* _Goal_: Look through the data below. Pick out the lines holding the string "وعند".
* * *
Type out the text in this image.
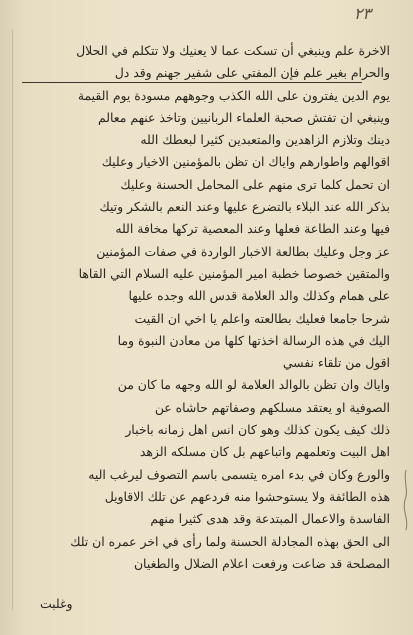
٢٣
الاخرة علم وينبغي أن تسكت عما لا يعنيك ولا تتكلم في الحلال
والحرام بغير علم فإن المفتي على شفير جهنم وقد دل
يوم الدين يفترون على الله الكذب وجوههم مسودة يوم القيمة
وينبغي ان تفتش صحبة العلماء الربانيين وتاخذ عنهم معالم
دينك وتلازم الزاهدين والمتعبدين كثيرا لبعطك الله
اقوالهم واطوارهم واياك ان تظن بالمؤمنين الاخيار وعليك
ان تحمل كلما ترى منهم على المحامل الحسنة وعليك
بذكر الله عند البلاء بالتضرع عليها وعند النعم بالشكر وتيك
فيها وعند الطاعة فعلها وعند المعصية تركها مخافة الله
عز وجل وعليك بطالعة الاخبار الواردة في صفات المؤمنين
والمتقين خصوصا خطبة امير المؤمنين عليه السلام التي القاها
على همام وكذلك والد العلامة قدس الله وجده عليها
شرحا جامعا فعليك بطالعته واعلم يا اخي ان القيت
اليك في هذه الرسالة اخذتها كلها من معادن النبوة وما
اقول من تلقاء نفسي
واياك وان تظن بالوالد العلامة لو الله وجهه ما كان من
الصوفية او يعتقد مسلكهم وصفاتهم حاشاه عن
ذلك كيف يكون كذلك وهو كان انس اهل زمانه باخبار
اهل البيت وتعلمهم واتباعهم بل كان مسلكه الزهد
والورع وكان في بدء امره يتسمى باسم التصوف ليرغب اليه
هذه الطائفة ولا يستوحشوا منه فردعهم عن تلك الاقاويل
الفاسدة والاعمال المبتدعة وقد هدى كثيرا منهم
الى الحق بهذه المجادلة الحسنة ولما رأى في اخر عمره ان تلك
المصلحة قد ضاعت ورفعت اعلام الضلال والطغيان
وغلبت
* * *
* _Result of this exercise_:
بذكر الله عند البلاء بالتضرع عليها وعند النعم بالشكر وتيك
فيها وعند الطاعة فعلها وعند المعصية تركها مخافة الله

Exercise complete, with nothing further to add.